列表:

+++

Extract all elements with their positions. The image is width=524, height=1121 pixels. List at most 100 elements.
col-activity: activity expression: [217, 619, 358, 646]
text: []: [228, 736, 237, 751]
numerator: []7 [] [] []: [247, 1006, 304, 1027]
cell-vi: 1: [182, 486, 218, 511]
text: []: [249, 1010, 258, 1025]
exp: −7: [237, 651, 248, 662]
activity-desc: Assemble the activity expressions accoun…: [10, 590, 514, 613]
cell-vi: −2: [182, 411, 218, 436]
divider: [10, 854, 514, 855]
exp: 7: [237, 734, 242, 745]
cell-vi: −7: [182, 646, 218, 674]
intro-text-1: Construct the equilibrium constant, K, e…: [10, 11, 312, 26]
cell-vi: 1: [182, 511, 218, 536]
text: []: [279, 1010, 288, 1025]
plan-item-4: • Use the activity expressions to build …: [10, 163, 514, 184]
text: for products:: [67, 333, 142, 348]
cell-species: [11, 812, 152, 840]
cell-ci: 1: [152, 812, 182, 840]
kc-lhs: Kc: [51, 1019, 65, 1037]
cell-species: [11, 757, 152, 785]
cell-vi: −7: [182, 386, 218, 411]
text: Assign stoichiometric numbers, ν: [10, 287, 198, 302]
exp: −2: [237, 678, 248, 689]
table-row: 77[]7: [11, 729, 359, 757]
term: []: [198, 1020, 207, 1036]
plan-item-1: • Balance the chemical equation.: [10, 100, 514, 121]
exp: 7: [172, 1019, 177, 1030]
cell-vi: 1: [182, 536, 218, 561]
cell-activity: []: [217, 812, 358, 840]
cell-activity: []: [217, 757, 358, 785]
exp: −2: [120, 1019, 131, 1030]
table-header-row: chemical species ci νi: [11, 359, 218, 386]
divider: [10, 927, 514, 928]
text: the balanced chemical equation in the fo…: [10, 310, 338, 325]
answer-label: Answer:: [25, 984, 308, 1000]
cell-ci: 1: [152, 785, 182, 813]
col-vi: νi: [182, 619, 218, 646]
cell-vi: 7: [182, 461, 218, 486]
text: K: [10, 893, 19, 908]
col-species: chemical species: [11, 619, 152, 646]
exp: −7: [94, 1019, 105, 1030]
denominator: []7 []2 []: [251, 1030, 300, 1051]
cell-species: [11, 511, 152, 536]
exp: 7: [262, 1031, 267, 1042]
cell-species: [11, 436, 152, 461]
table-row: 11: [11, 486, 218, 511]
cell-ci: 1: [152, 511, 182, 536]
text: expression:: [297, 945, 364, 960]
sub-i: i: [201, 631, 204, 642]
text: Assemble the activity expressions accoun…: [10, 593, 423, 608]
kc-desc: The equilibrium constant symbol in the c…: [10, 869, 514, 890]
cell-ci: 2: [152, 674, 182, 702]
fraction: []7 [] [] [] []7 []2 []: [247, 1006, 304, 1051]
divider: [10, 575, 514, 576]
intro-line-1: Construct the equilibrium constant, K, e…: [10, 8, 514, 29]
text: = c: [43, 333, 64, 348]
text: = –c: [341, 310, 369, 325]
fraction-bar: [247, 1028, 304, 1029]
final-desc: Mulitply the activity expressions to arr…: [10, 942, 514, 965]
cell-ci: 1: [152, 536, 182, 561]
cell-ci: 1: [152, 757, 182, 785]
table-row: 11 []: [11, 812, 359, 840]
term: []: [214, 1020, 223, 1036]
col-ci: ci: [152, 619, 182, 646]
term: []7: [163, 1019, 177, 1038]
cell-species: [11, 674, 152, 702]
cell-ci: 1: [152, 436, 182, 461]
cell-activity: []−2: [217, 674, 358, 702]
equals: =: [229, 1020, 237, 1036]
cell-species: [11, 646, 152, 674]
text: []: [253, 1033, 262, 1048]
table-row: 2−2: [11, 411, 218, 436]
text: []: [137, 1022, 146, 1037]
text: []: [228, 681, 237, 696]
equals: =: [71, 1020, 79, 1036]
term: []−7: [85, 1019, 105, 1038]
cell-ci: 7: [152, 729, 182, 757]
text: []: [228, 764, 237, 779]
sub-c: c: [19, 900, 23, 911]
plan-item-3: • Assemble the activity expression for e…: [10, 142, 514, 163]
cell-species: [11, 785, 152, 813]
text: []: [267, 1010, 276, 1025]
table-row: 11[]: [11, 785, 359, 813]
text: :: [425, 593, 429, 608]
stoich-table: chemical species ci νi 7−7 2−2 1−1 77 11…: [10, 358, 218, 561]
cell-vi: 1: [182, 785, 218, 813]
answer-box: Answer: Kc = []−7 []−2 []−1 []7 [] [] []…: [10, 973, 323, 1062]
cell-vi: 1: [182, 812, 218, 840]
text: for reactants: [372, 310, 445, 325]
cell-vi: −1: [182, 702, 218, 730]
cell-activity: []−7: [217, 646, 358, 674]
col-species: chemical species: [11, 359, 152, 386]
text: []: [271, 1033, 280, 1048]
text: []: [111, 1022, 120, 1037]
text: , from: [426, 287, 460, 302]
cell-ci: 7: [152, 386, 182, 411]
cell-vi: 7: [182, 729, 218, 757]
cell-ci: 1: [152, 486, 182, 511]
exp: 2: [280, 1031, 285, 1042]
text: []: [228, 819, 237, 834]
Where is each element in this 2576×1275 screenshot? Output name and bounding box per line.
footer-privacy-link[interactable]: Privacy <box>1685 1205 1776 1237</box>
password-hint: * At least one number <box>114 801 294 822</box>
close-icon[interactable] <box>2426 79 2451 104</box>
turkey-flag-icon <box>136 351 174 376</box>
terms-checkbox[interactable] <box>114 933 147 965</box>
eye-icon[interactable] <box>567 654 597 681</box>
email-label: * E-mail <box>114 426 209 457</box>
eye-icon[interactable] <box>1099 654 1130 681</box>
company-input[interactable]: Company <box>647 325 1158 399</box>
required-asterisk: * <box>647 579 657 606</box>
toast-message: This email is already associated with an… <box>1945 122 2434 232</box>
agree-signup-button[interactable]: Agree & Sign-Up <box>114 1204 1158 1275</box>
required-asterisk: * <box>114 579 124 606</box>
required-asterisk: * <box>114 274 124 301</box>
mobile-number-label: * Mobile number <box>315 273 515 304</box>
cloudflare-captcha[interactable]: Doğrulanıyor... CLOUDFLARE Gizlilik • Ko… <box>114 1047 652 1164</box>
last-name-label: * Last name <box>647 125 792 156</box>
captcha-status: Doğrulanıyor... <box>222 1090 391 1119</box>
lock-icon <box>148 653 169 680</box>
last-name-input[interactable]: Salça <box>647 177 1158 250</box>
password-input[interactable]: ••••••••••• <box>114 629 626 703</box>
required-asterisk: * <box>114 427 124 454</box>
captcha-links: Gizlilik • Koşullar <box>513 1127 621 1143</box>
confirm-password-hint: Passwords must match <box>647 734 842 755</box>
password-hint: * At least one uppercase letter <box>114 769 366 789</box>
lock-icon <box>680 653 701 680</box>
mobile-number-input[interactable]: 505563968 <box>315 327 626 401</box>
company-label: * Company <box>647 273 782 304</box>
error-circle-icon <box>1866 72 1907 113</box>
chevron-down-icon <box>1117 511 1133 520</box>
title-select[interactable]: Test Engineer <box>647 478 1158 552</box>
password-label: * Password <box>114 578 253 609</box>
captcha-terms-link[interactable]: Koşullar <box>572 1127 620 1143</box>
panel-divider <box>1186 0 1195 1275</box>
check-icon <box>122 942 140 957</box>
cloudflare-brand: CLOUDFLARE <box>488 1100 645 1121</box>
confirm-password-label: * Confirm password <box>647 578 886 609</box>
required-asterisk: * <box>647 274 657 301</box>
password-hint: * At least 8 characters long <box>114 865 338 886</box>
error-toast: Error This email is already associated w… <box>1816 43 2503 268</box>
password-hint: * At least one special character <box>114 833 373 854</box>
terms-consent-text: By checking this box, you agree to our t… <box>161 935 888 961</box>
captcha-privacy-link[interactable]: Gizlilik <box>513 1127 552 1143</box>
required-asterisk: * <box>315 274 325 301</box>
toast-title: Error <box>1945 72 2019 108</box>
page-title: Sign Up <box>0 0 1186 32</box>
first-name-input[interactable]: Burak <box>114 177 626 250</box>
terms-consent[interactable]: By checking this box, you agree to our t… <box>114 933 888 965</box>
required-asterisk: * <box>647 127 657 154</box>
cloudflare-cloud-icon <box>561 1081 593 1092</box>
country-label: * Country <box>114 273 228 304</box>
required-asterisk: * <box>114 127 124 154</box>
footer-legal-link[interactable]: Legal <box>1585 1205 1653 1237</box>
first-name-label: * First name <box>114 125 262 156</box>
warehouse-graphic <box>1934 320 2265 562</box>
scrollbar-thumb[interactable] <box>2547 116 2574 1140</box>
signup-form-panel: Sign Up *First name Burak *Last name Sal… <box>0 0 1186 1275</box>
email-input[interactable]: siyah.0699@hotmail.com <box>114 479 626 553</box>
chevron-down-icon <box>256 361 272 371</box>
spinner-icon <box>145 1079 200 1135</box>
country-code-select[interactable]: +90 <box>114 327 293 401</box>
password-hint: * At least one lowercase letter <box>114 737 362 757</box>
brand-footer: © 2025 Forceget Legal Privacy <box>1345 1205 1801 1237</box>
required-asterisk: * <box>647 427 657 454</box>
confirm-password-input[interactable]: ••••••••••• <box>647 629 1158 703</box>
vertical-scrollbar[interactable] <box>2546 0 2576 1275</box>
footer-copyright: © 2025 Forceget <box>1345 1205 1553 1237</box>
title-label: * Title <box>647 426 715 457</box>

+++

请把上面列表中从开头到含有“text: Assemble the”的那一行之间的各行一字不改地重新写出，首尾两行都包括在内。

Extract all elements with their positions. The image is width=524, height=1121 pixels. List at most 100 elements.
col-activity: activity expression: [217, 619, 358, 646]
text: []: [228, 736, 237, 751]
numerator: []7 [] [] []: [247, 1006, 304, 1027]
cell-vi: 1: [182, 486, 218, 511]
text: []: [249, 1010, 258, 1025]
exp: −7: [237, 651, 248, 662]
activity-desc: Assemble the activity expressions accoun…: [10, 590, 514, 613]
cell-vi: −2: [182, 411, 218, 436]
divider: [10, 854, 514, 855]
exp: 7: [237, 734, 242, 745]
cell-vi: −7: [182, 646, 218, 674]
intro-text-1: Construct the equilibrium constant, K, e…: [10, 11, 312, 26]
cell-vi: 1: [182, 511, 218, 536]
text: []: [279, 1010, 288, 1025]
plan-item-4: • Use the activity expressions to build …: [10, 163, 514, 184]
text: for products:: [67, 333, 142, 348]
cell-species: [11, 812, 152, 840]
cell-ci: 1: [152, 812, 182, 840]
kc-lhs: Kc: [51, 1019, 65, 1037]
cell-species: [11, 757, 152, 785]
cell-vi: −7: [182, 386, 218, 411]
text: Assign stoichiometric numbers, ν: [10, 287, 198, 302]
exp: −2: [237, 678, 248, 689]
table-row: 77[]7: [11, 729, 359, 757]
term: []: [198, 1020, 207, 1036]
plan-item-1: • Balance the chemical equation.: [10, 100, 514, 121]
exp: 7: [172, 1019, 177, 1030]
cell-vi: 1: [182, 536, 218, 561]
cell-activity: []: [217, 812, 358, 840]
cell-activity: []: [217, 757, 358, 785]
exp: −2: [120, 1019, 131, 1030]
table-header-row: chemical species ci νi: [11, 359, 218, 386]
divider: [10, 927, 514, 928]
text: the balanced chemical equation in the fo…: [10, 310, 338, 325]
answer-label: Answer:: [25, 984, 308, 1000]
cell-ci: 1: [152, 785, 182, 813]
col-vi: νi: [182, 619, 218, 646]
cell-vi: 7: [182, 461, 218, 486]
text: K: [10, 893, 19, 908]
col-species: chemical species: [11, 619, 152, 646]
exp: −7: [94, 1019, 105, 1030]
denominator: []7 []2 []: [251, 1030, 300, 1051]
cell-species: [11, 511, 152, 536]
exp: 7: [262, 1031, 267, 1042]
cell-species: [11, 436, 152, 461]
table-row: 11: [11, 486, 218, 511]
cell-ci: 1: [152, 511, 182, 536]
text: expression:: [297, 945, 364, 960]
sub-i: i: [201, 631, 204, 642]
text: Assemble the activity expressions accoun…: [10, 593, 423, 608]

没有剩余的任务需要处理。